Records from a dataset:
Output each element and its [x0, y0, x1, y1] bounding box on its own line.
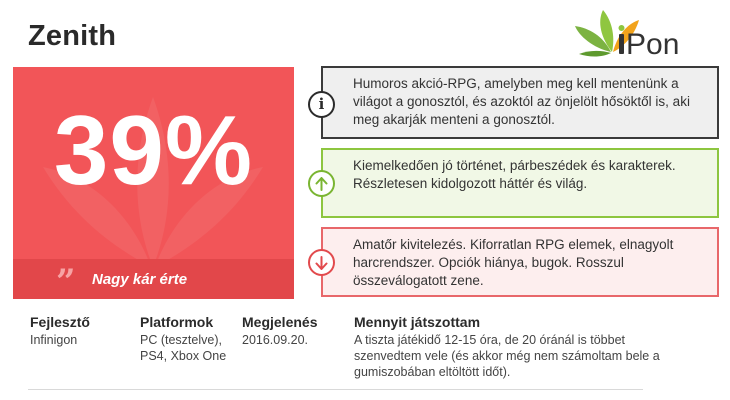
verdict-text: Nagy kár érte: [92, 271, 188, 288]
developer-info: Fejlesztő Infinigon: [30, 314, 130, 348]
release-info: Megjelenés 2016.09.20.: [242, 314, 342, 348]
platforms-label: Platformok: [140, 314, 214, 330]
playtime-value: A tiszta játékidő 12-15 óra, de 20 óráná…: [354, 333, 660, 379]
pros-box: Kiemelkedően jó történet, párbeszédek és…: [321, 148, 719, 218]
developer-label: Fejlesztő: [30, 314, 90, 330]
playtime-label: Mennyit játszottam: [354, 314, 481, 330]
release-value: 2016.09.20.: [242, 333, 309, 347]
score-value: 39%: [53, 95, 254, 205]
platforms-info: Platformok PC (tesztelve), PS4, Xbox One: [140, 314, 235, 364]
quote-icon: ”: [56, 262, 76, 299]
verdict-bar: [13, 259, 294, 299]
release-label: Megjelenés: [242, 314, 318, 330]
arrow-up-icon: [308, 170, 335, 197]
ipon-logo: Pon: [571, 6, 719, 62]
background-leaf-watermark: [43, 97, 263, 267]
cons-text: Amatőr kivitelezés. Kiforratlan RPG elem…: [353, 237, 674, 288]
playtime-info: Mennyit játszottam A tiszta játékidő 12-…: [354, 314, 684, 380]
score-panel: 39% ” Nagy kár érte: [13, 67, 294, 299]
logo-wordmark: Pon: [626, 28, 679, 61]
platforms-value: PC (tesztelve), PS4, Xbox One: [140, 333, 227, 363]
summary-text: Humoros akció-RPG, amelyben meg kell men…: [353, 76, 690, 127]
game-title: Zenith: [28, 20, 117, 52]
summary-box: Humoros akció-RPG, amelyben meg kell men…: [321, 66, 719, 139]
arrow-down-icon: [308, 249, 335, 276]
pros-text: Kiemelkedően jó történet, párbeszédek és…: [353, 158, 676, 191]
developer-value: Infinigon: [30, 333, 78, 347]
cons-box: Amatőr kivitelezés. Kiforratlan RPG elem…: [321, 227, 719, 297]
bottom-divider: [28, 389, 643, 390]
info-icon: i: [308, 91, 335, 118]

**What needs to be done**
Render the lines of the items starting at the one containing "verdict-text: Nagy kár" and ending at the one containing "arrow-down-icon: [308, 249, 335, 276]" as a Markdown table with the columns Row and Line, numbering each row and leaving out blank lines.

**Complete answer**
| Row | Line |
|---|---|
| 1 | verdict-text: Nagy kár érte: [92, 271, 188, 288] |
| 2 | developer-info: Fejlesztő Infinigon: [30, 314, 130, 348] |
| 3 | release-info: Megjelenés 2016.09.20.: [242, 314, 342, 348] |
| 4 | platforms-label: Platformok: [140, 314, 214, 330] |
| 5 | playtime-value: A tiszta játékidő 12-15 óra, de 20 óráná…: [354, 333, 660, 379] |
| 6 | pros-box: Kiemelkedően jó történet, párbeszédek és…: [321, 148, 719, 218] |
| 7 | developer-label: Fejlesztő: [30, 314, 90, 330] |
| 8 | playtime-label: Mennyit játszottam: [354, 314, 481, 330] |
| 9 | release-value: 2016.09.20.: [242, 333, 309, 347] |
| 10 | score-value: 39%: [53, 95, 254, 205] |
| 11 | platforms-info: Platformok PC (tesztelve), PS4, Xbox One: [140, 314, 235, 364] |
| 12 | quote-icon: ”: [56, 262, 76, 299] |
| 13 | verdict-bar: [13, 259, 294, 299] |
| 14 | release-label: Megjelenés: [242, 314, 318, 330] |
| 15 | arrow-up-icon: [308, 170, 335, 197] |
| 16 | ipon-logo: Pon: [571, 6, 719, 62] |
| 17 | background-leaf-watermark: [43, 97, 263, 267] |
| 18 | cons-text: Amatőr kivitelezés. Kiforratlan RPG elem…: [353, 237, 674, 288] |
| 19 | playtime-info: Mennyit játszottam A tiszta játékidő 12-…: [354, 314, 684, 380] |
| 20 | score-panel: 39% ” Nagy kár érte: [13, 67, 294, 299] |
| 21 | logo-wordmark: Pon: [626, 28, 679, 61] |
| 22 | platforms-value: PC (tesztelve), PS4, Xbox One: [140, 333, 227, 363] |
| 23 | summary-text: Humoros akció-RPG, amelyben meg kell men…: [353, 76, 690, 127] |
| 24 | game-title: Zenith: [28, 20, 117, 52] |
| 25 | summary-box: Humoros akció-RPG, amelyben meg kell men…: [321, 66, 719, 139] |
| 26 | arrow-down-icon: [308, 249, 335, 276] |